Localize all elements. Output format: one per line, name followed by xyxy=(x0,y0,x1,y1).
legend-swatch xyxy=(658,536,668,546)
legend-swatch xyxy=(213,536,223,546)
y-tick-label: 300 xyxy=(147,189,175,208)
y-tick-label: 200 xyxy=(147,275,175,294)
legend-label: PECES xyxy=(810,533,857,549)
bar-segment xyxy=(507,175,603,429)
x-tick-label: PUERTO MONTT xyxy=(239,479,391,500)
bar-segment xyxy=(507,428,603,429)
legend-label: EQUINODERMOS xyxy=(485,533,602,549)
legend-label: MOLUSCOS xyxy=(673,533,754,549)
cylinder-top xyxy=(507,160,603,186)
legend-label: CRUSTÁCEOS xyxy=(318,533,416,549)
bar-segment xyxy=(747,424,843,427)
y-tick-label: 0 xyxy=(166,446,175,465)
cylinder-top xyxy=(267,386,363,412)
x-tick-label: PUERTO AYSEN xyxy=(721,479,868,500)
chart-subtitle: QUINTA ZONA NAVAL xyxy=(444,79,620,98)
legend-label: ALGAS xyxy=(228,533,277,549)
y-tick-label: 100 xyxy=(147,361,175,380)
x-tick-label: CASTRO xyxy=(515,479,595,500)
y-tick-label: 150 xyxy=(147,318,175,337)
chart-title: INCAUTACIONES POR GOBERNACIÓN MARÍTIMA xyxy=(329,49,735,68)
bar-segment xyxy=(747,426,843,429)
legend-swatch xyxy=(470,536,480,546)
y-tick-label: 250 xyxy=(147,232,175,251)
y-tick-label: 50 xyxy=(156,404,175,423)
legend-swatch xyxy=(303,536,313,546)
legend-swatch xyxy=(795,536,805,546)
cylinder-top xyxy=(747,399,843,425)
──────────
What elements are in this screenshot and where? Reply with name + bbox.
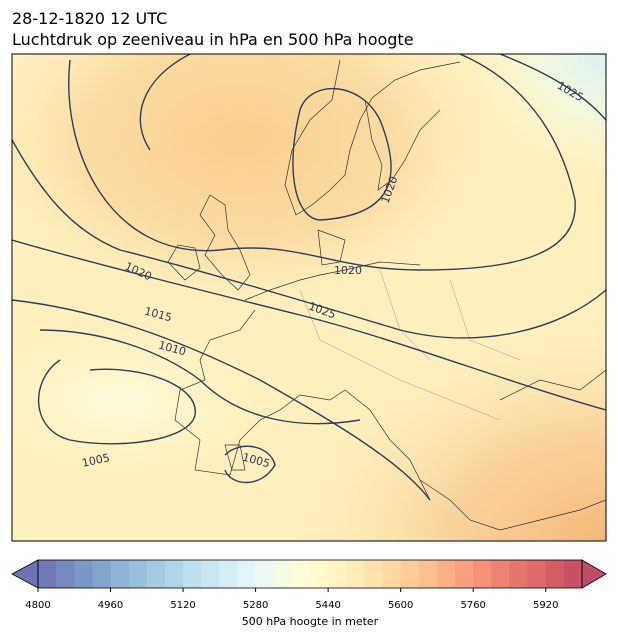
──────────
** DIRECTION **
Set down, word for word, everything in the material from the line containing "Localize all elements." down to the line containing "cylinder-top xyxy=(747,399,843,425)", with both of those lines included.

** TASK ANSWER **
Localize all elements. Output format: one per line, name followed by xyxy=(x0,y0,x1,y1).
legend-swatch xyxy=(658,536,668,546)
legend-swatch xyxy=(213,536,223,546)
y-tick-label: 300 xyxy=(147,189,175,208)
y-tick-label: 200 xyxy=(147,275,175,294)
legend-label: PECES xyxy=(810,533,857,549)
bar-segment xyxy=(507,175,603,429)
x-tick-label: PUERTO MONTT xyxy=(239,479,391,500)
bar-segment xyxy=(507,428,603,429)
legend-label: EQUINODERMOS xyxy=(485,533,602,549)
legend-label: MOLUSCOS xyxy=(673,533,754,549)
cylinder-top xyxy=(507,160,603,186)
legend-label: CRUSTÁCEOS xyxy=(318,533,416,549)
bar-segment xyxy=(747,424,843,427)
y-tick-label: 0 xyxy=(166,446,175,465)
cylinder-top xyxy=(267,386,363,412)
x-tick-label: PUERTO AYSEN xyxy=(721,479,868,500)
chart-subtitle: QUINTA ZONA NAVAL xyxy=(444,79,620,98)
legend-label: ALGAS xyxy=(228,533,277,549)
y-tick-label: 100 xyxy=(147,361,175,380)
x-tick-label: CASTRO xyxy=(515,479,595,500)
y-tick-label: 150 xyxy=(147,318,175,337)
chart-title: INCAUTACIONES POR GOBERNACIÓN MARÍTIMA xyxy=(329,49,735,68)
bar-segment xyxy=(747,426,843,429)
legend-swatch xyxy=(470,536,480,546)
y-tick-label: 250 xyxy=(147,232,175,251)
y-tick-label: 50 xyxy=(156,404,175,423)
legend-swatch xyxy=(303,536,313,546)
legend-swatch xyxy=(795,536,805,546)
cylinder-top xyxy=(747,399,843,425)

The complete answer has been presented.